*PROBLEM TO WORK ON*. Pick out the lines containing "JSON".

(Stored entries)
-=-=-

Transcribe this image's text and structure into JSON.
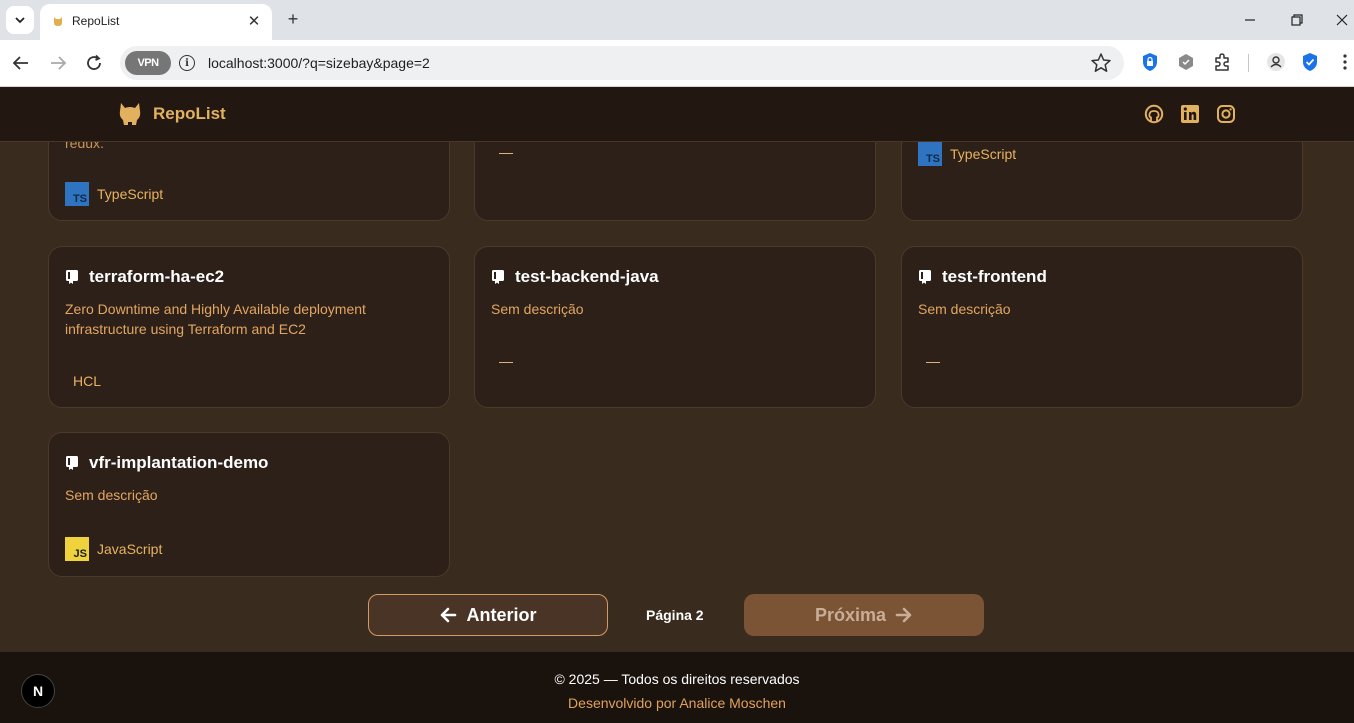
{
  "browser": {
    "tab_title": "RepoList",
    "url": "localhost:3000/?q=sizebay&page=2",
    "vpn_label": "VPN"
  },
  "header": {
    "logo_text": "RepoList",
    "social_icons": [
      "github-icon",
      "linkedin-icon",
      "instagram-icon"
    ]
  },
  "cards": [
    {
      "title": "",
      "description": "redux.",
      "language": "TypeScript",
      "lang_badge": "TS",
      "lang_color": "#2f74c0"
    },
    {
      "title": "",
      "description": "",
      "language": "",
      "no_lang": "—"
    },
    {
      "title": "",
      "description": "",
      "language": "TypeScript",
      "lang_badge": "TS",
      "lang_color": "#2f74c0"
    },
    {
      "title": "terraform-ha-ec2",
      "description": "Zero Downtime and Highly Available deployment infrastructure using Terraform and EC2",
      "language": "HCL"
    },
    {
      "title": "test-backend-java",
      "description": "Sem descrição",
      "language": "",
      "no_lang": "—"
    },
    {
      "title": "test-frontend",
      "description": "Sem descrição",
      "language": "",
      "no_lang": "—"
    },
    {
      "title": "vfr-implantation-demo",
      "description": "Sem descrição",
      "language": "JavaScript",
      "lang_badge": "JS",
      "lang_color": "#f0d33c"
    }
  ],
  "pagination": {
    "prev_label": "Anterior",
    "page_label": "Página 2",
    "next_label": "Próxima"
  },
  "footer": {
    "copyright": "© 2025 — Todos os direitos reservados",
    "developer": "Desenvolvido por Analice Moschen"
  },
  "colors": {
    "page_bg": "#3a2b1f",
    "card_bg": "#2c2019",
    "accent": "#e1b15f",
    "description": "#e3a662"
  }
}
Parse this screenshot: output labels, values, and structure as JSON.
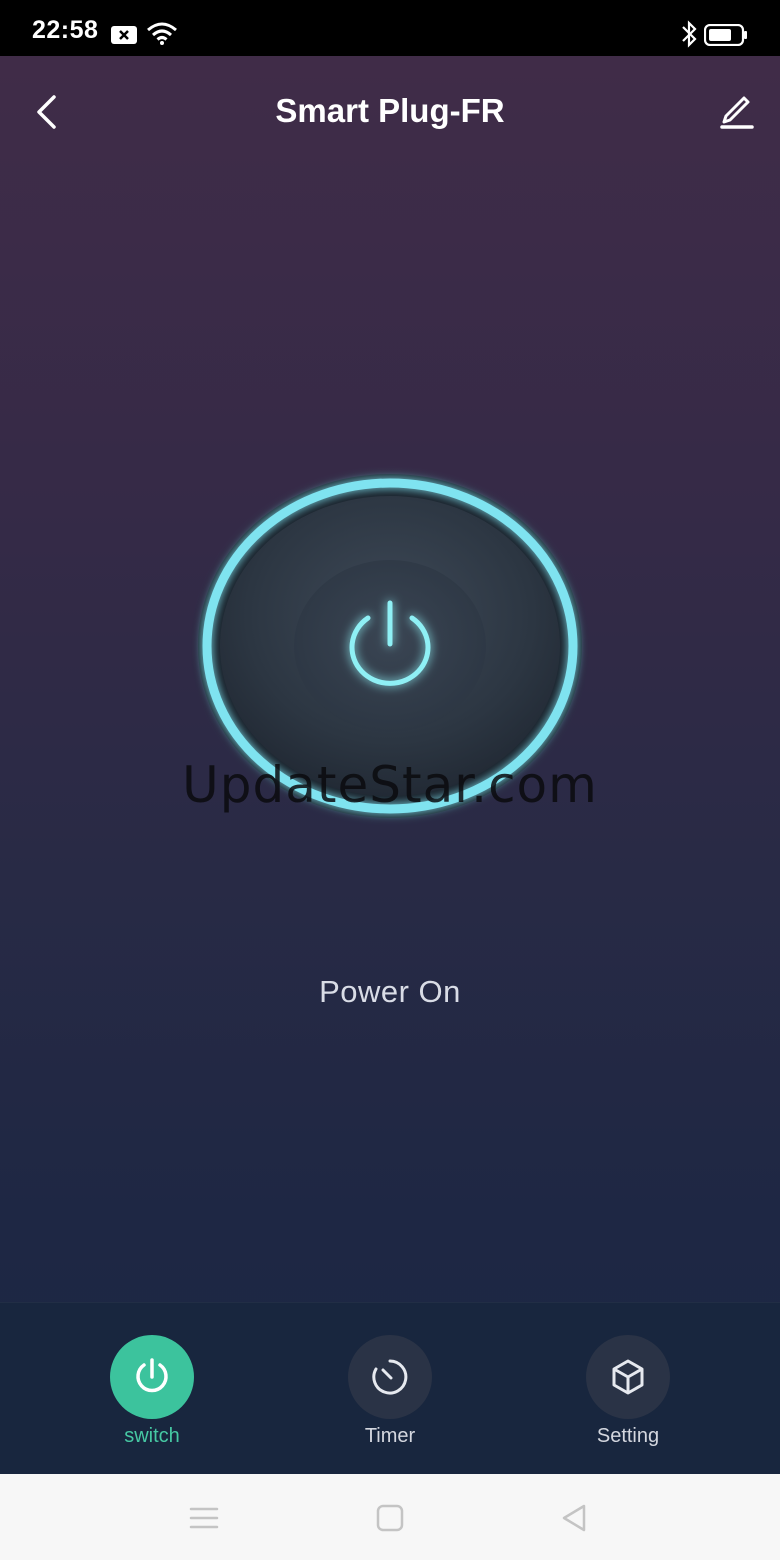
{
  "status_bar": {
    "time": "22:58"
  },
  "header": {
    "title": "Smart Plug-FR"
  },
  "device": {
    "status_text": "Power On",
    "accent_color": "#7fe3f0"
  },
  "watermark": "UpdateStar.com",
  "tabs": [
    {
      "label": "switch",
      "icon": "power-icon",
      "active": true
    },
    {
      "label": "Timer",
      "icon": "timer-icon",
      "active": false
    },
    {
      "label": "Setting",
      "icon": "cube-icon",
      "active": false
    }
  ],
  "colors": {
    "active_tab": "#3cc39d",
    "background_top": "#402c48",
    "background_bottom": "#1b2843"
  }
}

-=-=-

*EXPECTED ANSWER*.
Transcribe this image's text and structure into JSON.
Parse this screenshot: output labels, values, and structure as JSON.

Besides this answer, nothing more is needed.